## Challenge
Your task is to transcribe the data in full.

[Start Supplied entries]

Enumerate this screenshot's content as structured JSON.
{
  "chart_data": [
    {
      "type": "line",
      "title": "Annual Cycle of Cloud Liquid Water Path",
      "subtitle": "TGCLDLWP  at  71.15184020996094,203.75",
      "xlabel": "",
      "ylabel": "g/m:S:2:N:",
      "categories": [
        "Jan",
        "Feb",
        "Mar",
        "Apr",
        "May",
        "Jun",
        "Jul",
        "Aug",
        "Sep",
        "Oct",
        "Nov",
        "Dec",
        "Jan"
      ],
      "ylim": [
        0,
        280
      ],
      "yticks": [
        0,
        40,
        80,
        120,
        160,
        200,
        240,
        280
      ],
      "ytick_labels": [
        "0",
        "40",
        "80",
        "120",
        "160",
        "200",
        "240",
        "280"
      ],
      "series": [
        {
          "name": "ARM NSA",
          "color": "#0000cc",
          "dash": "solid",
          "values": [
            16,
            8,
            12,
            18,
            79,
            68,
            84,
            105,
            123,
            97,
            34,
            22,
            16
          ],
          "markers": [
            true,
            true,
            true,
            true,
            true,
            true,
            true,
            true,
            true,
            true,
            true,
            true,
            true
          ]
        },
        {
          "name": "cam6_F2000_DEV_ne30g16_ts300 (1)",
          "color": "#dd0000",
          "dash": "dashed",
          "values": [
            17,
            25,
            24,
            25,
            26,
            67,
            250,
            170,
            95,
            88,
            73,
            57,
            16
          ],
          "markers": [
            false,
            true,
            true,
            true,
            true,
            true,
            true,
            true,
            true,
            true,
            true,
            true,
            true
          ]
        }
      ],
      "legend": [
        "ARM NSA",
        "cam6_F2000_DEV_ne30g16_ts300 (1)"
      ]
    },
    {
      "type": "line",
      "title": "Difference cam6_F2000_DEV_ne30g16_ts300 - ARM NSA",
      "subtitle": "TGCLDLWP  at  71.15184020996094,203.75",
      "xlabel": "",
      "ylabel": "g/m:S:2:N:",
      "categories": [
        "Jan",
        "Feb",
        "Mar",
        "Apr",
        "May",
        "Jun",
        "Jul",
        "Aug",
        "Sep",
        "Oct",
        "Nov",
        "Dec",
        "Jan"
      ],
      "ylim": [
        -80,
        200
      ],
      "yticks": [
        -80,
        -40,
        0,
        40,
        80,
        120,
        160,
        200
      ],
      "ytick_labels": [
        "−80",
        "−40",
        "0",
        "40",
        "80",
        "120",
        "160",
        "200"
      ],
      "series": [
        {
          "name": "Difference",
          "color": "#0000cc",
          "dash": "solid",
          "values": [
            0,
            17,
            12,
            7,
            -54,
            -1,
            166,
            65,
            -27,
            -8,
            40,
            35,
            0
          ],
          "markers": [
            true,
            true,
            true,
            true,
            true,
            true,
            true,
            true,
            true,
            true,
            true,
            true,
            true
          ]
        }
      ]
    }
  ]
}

[End Supplied entries]

## Answer to the task
Enumerate this screenshot's content as structured JSON.
{
  "chart_data": [
    {
      "type": "line",
      "title": "Annual Cycle of Cloud Liquid Water Path",
      "subtitle": "TGCLDLWP  at  71.15184020996094,203.75",
      "xlabel": "",
      "ylabel": "g/m:S:2:N:",
      "categories": [
        "Jan",
        "Feb",
        "Mar",
        "Apr",
        "May",
        "Jun",
        "Jul",
        "Aug",
        "Sep",
        "Oct",
        "Nov",
        "Dec",
        "Jan"
      ],
      "ylim": [
        0,
        280
      ],
      "yticks": [
        0,
        40,
        80,
        120,
        160,
        200,
        240,
        280
      ],
      "ytick_labels": [
        "0",
        "40",
        "80",
        "120",
        "160",
        "200",
        "240",
        "280"
      ],
      "series": [
        {
          "name": "ARM NSA",
          "color": "#0000cc",
          "dash": "solid",
          "values": [
            16,
            8,
            12,
            18,
            79,
            68,
            84,
            105,
            123,
            97,
            34,
            22,
            16
          ],
          "markers": [
            true,
            true,
            true,
            true,
            true,
            true,
            true,
            true,
            true,
            true,
            true,
            true,
            true
          ]
        },
        {
          "name": "cam6_F2000_DEV_ne30g16_ts300 (1)",
          "color": "#dd0000",
          "dash": "dashed",
          "values": [
            17,
            25,
            24,
            25,
            26,
            67,
            250,
            170,
            95,
            88,
            73,
            57,
            16
          ],
          "markers": [
            false,
            true,
            true,
            true,
            true,
            true,
            true,
            true,
            true,
            true,
            true,
            true,
            true
          ]
        }
      ],
      "legend": [
        "ARM NSA",
        "cam6_F2000_DEV_ne30g16_ts300 (1)"
      ]
    },
    {
      "type": "line",
      "title": "Difference cam6_F2000_DEV_ne30g16_ts300 - ARM NSA",
      "subtitle": "TGCLDLWP  at  71.15184020996094,203.75",
      "xlabel": "",
      "ylabel": "g/m:S:2:N:",
      "categories": [
        "Jan",
        "Feb",
        "Mar",
        "Apr",
        "May",
        "Jun",
        "Jul",
        "Aug",
        "Sep",
        "Oct",
        "Nov",
        "Dec",
        "Jan"
      ],
      "ylim": [
        -80,
        200
      ],
      "yticks": [
        -80,
        -40,
        0,
        40,
        80,
        120,
        160,
        200
      ],
      "ytick_labels": [
        "−80",
        "−40",
        "0",
        "40",
        "80",
        "120",
        "160",
        "200"
      ],
      "series": [
        {
          "name": "Difference",
          "color": "#0000cc",
          "dash": "solid",
          "values": [
            0,
            17,
            12,
            7,
            -54,
            -1,
            166,
            65,
            -27,
            -8,
            40,
            35,
            0
          ],
          "markers": [
            true,
            true,
            true,
            true,
            true,
            true,
            true,
            true,
            true,
            true,
            true,
            true,
            true
          ]
        }
      ]
    }
  ]
}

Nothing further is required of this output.